In the material below, identify each line bearing the word "ylabel". Reproduce those lines.

Structured figure records:
※

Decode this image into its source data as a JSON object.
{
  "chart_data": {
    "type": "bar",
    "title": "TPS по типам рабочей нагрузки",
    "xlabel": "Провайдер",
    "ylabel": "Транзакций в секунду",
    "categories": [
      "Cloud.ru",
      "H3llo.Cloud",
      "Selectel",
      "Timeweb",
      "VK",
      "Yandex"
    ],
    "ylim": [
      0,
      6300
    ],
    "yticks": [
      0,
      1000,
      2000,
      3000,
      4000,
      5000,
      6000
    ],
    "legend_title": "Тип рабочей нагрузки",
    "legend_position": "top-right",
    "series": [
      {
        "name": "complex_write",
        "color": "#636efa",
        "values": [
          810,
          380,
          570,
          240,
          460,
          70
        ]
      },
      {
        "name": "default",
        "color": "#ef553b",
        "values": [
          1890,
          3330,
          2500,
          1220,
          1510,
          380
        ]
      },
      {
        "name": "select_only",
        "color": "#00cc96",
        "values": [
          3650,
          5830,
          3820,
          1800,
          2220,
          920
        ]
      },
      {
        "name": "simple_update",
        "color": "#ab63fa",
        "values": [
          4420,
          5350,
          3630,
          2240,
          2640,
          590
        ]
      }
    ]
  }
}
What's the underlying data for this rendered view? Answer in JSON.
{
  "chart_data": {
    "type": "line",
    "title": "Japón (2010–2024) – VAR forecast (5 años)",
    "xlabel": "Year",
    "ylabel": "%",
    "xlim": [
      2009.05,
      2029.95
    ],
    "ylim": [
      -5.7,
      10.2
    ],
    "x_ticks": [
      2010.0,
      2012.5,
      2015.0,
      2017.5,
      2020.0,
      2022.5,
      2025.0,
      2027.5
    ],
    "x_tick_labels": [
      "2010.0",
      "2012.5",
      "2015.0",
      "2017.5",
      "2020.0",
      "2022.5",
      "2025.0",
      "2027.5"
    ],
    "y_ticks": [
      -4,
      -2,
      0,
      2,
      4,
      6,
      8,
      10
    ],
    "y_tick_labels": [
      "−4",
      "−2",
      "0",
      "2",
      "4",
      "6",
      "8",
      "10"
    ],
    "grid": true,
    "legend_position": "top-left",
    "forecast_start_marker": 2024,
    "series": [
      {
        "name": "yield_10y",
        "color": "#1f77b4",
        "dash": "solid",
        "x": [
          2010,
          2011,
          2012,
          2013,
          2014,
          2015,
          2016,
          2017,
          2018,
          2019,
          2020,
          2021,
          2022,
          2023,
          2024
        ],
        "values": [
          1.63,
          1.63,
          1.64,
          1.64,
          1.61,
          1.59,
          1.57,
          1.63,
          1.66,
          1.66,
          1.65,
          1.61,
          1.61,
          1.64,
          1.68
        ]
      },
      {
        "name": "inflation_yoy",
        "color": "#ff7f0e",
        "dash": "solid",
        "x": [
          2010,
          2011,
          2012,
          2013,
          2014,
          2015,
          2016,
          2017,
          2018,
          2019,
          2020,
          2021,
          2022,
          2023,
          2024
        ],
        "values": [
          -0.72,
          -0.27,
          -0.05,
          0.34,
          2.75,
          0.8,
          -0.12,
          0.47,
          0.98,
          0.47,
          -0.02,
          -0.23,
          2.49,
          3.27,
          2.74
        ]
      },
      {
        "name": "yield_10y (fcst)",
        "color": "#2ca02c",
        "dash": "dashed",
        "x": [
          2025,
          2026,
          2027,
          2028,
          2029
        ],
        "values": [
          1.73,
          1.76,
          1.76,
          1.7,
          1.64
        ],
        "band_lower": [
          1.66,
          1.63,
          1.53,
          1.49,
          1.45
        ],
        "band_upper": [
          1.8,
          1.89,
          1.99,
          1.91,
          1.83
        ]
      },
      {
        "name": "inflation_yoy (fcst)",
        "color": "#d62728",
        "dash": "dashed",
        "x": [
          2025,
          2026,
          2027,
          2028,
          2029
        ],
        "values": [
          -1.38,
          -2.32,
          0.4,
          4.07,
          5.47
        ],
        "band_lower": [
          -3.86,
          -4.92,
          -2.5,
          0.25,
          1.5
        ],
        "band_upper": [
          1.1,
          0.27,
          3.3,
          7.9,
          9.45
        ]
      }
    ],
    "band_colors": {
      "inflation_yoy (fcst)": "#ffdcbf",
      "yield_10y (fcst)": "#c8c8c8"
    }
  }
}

※

**WRITTEN SOLUTION:**
    "ylabel": "Транзакций в секунду",
    "ylabel": "%",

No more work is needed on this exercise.